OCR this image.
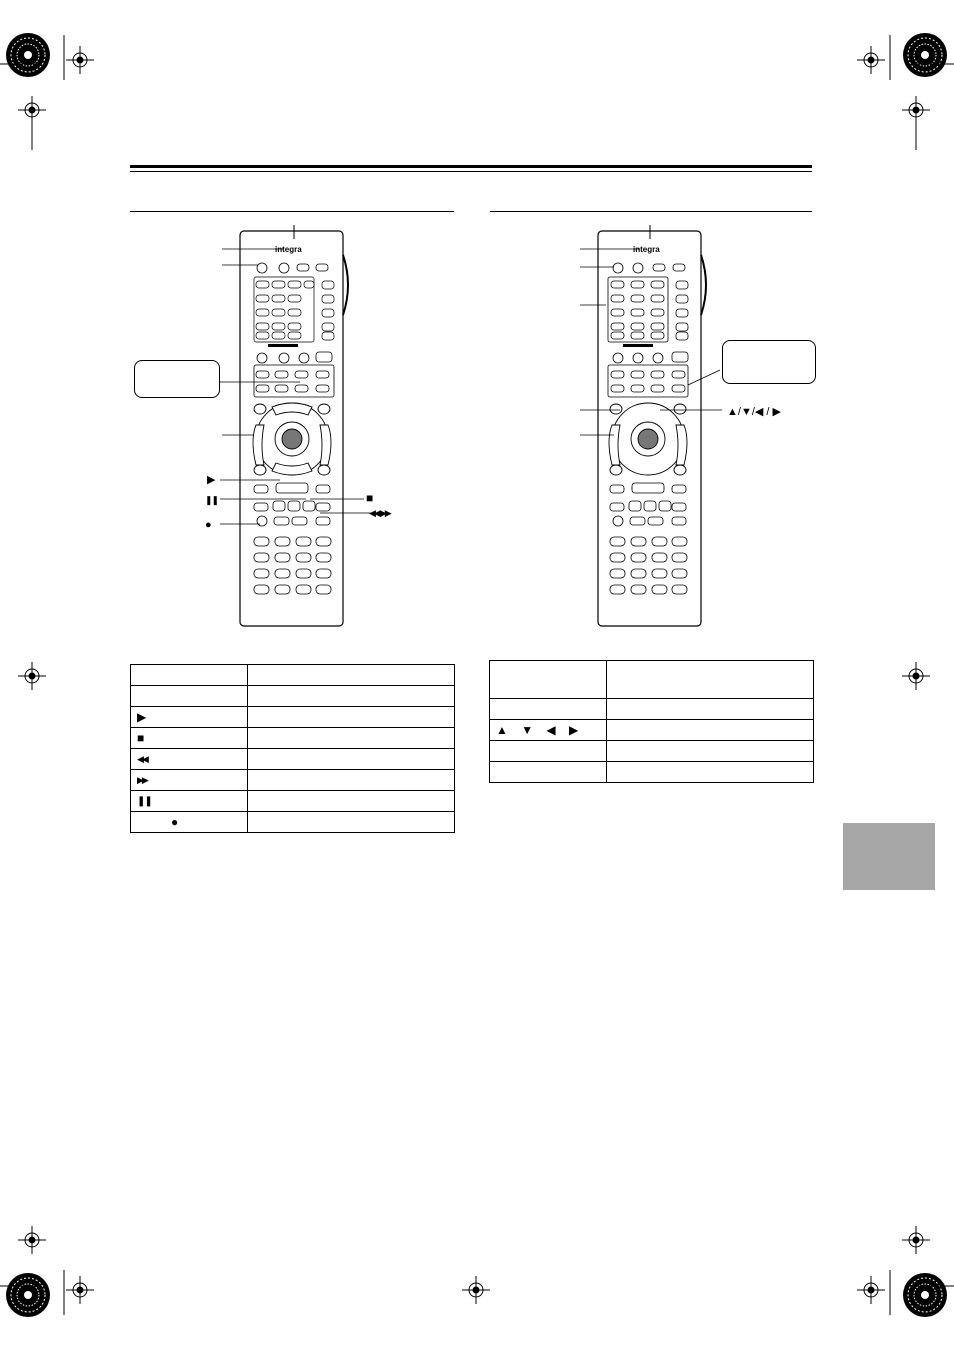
▶
❚❚	■
◀◀  ▶▶
●
integra
▲/▼/◀ / ▶
integra

▶	
■	
◀◀	
▶▶	
❚❚	
●	

▲ ▼ ◀ ▶	
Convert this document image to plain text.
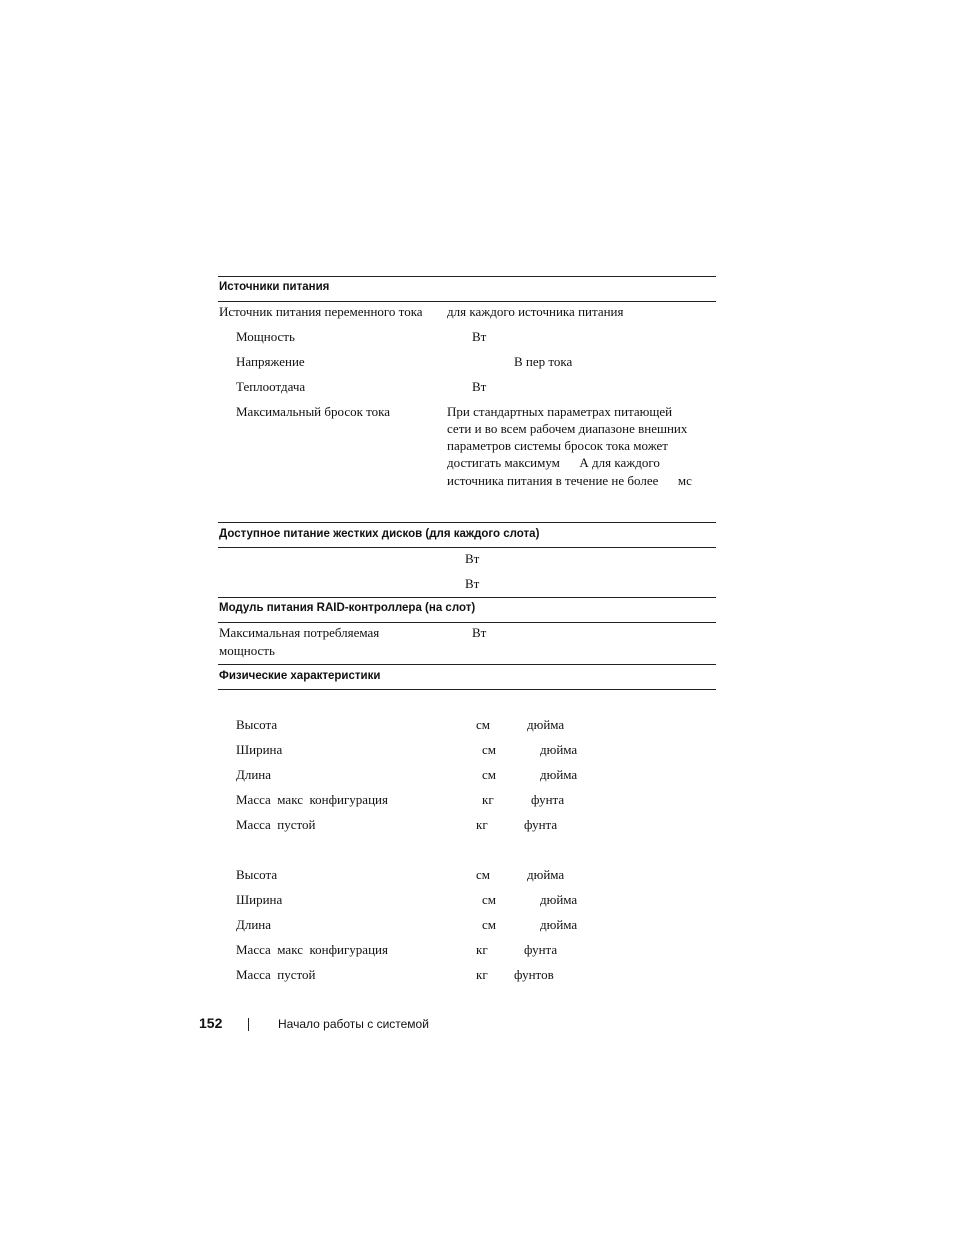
Источники питания
Источник питания переменного тока для каждого источника питания
Мощность	Вт
Напряжение	В пер тока
Теплоотдача	Вт
Максимальный бросок тока	При стандартных параметрах питающей
сети и во всем рабочем диапазоне внешних
параметров системы бросок тока может
достигать максимум      А для каждого
источника питания в течение не более      мс
Доступное питание жестких дисков (для каждого слота)
Вт
Вт
Модуль питания RAID-контроллера (на слот)
Максимальная потребляемая
мощность
Вт
Физические характеристики
Высота	см	дюйма
Ширина	см	дюйма
Длина	см	дюйма
Масса  макс  конфигурация	кг	фунта
Масса  пустой	кг	фунта
Высота	см	дюйма
Ширина	см	дюйма
Длина	см	дюйма
Масса  макс  конфигурация	кг	фунта
Масса  пустой	кг фунтов
152	Начало работы с системой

=-=-=

## Task directions
From the material above, copy everything exactly but the pictures.

## Completed task
OCR this image.
▶
❚❚	■
◀◀  ▶▶
●
integra
▲/▼/◀ / ▶
integra

▶	
■	
◀◀	
▶▶	
❚❚	
●	

▲ ▼ ◀ ▶	
Convert this document image to plain text.
Источники питания
Источник питания переменного тока для каждого источника питания
Мощность	Вт
Напряжение	В пер тока
Теплоотдача	Вт
Максимальный бросок тока	При стандартных параметрах питающей
сети и во всем рабочем диапазоне внешних
параметров системы бросок тока может
достигать максимум      А для каждого
источника питания в течение не более      мс
Доступное питание жестких дисков (для каждого слота)
Вт
Вт
Модуль питания RAID-контроллера (на слот)
Максимальная потребляемая
мощность
Вт
Физические характеристики
Высота	см	дюйма
Ширина	см	дюйма
Длина	см	дюйма
Масса  макс  конфигурация	кг	фунта
Масса  пустой	кг	фунта
Высота	см	дюйма
Ширина	см	дюйма
Длина	см	дюйма
Масса  макс  конфигурация	кг	фунта
Масса  пустой	кг фунтов
152	Начало работы с системой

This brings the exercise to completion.